__WHAT TO PRODUCE__
Below, find each line holding "gold" and state how many there are, using the number alone.
+++ DATA EXCERPTS
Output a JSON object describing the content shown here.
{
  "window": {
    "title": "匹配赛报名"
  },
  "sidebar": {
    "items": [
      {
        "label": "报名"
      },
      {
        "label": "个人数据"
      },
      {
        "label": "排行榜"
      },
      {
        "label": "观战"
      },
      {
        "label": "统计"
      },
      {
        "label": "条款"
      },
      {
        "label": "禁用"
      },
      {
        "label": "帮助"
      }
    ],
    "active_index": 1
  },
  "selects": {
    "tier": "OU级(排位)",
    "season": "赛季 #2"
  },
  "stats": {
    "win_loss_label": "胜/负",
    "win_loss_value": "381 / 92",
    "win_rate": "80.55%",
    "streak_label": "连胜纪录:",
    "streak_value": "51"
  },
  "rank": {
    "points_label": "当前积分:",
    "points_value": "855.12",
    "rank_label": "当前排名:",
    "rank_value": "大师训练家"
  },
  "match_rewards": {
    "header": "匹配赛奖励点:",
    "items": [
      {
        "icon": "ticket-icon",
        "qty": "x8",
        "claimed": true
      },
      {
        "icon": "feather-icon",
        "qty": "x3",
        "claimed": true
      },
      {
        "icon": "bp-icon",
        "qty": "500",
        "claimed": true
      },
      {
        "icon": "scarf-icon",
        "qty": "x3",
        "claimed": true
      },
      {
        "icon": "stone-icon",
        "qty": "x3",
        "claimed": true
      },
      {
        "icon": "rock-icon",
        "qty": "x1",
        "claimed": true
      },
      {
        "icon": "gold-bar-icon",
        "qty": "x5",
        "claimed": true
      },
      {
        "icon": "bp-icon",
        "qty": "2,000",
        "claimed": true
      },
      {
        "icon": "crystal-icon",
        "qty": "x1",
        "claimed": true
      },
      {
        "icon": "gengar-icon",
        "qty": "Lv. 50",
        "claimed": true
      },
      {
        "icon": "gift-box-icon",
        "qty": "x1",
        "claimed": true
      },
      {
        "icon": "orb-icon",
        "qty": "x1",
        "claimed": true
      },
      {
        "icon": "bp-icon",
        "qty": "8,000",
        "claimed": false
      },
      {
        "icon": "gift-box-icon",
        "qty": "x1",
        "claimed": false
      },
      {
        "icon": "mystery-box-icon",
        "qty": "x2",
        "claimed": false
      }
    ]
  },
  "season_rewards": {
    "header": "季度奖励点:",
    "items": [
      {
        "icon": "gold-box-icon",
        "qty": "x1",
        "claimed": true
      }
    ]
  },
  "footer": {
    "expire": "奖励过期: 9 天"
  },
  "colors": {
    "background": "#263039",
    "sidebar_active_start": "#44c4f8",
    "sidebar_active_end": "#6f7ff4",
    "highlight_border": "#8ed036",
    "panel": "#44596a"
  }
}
++++++
__SOLVED EXERCISE__
2